[START EXERCISE MATERIALS]

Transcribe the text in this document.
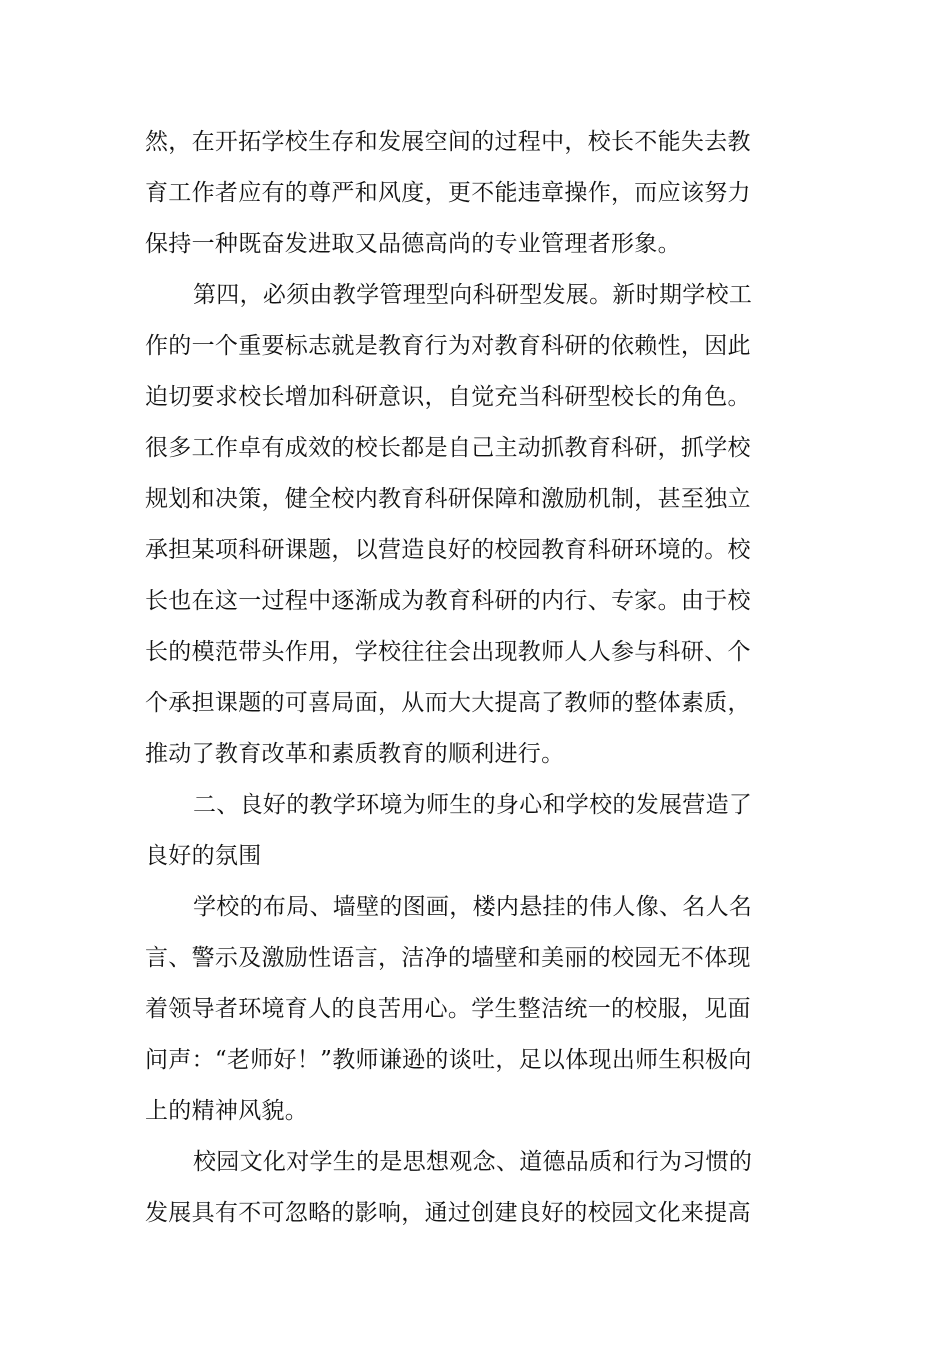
然，在开拓学校生存和发展空间的过程中，校长不能失去教
育工作者应有的尊严和风度，更不能违章操作，而应该努力
保持一种既奋发进取又品德高尚的专业管理者形象。
第四，必须由教学管理型向科研型发展。新时期学校工
作的一个重要标志就是教育行为对教育科研的依赖性，因此
迫切要求校长增加科研意识，自觉充当科研型校长的角色。
很多工作卓有成效的校长都是自己主动抓教育科研，抓学校
规划和决策，健全校内教育科研保障和激励机制，甚至独立
承担某项科研课题，以营造良好的校园教育科研环境的。校
长也在这一过程中逐渐成为教育科研的内行、专家。由于校
长的模范带头作用，学校往往会出现教师人人参与科研、个
个承担课题的可喜局面，从而大大提高了教师的整体素质，
推动了教育改革和素质教育的顺利进行。
二、良好的教学环境为师生的身心和学校的发展营造了
良好的氛围
学校的布局、墙壁的图画，楼内悬挂的伟人像、名人名
言、警示及激励性语言，洁净的墙壁和美丽的校园无不体现
着领导者环境育人的良苦用心。学生整洁统一的校服，见面
问声：“老师好！”教师谦逊的谈吐，足以体现出师生积极向
上的精神风貌。
校园文化对学生的是思想观念、道德品质和行为习惯的
发展具有不可忽略的影响，通过创建良好的校园文化来提高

[END EXERCISE MATERIALS]

Except for the pictures, print the data above exactly.

Transcribe the text in this document.
然，在开拓学校生存和发展空间的过程中，校长不能失去教
育工作者应有的尊严和风度，更不能违章操作，而应该努力
保持一种既奋发进取又品德高尚的专业管理者形象。
第四，必须由教学管理型向科研型发展。新时期学校工
作的一个重要标志就是教育行为对教育科研的依赖性，因此
迫切要求校长增加科研意识，自觉充当科研型校长的角色。
很多工作卓有成效的校长都是自己主动抓教育科研，抓学校
规划和决策，健全校内教育科研保障和激励机制，甚至独立
承担某项科研课题，以营造良好的校园教育科研环境的。校
长也在这一过程中逐渐成为教育科研的内行、专家。由于校
长的模范带头作用，学校往往会出现教师人人参与科研、个
个承担课题的可喜局面，从而大大提高了教师的整体素质，
推动了教育改革和素质教育的顺利进行。
二、良好的教学环境为师生的身心和学校的发展营造了
良好的氛围
学校的布局、墙壁的图画，楼内悬挂的伟人像、名人名
言、警示及激励性语言，洁净的墙壁和美丽的校园无不体现
着领导者环境育人的良苦用心。学生整洁统一的校服，见面
问声：“老师好！”教师谦逊的谈吐，足以体现出师生积极向
上的精神风貌。
校园文化对学生的是思想观念、道德品质和行为习惯的
发展具有不可忽略的影响，通过创建良好的校园文化来提高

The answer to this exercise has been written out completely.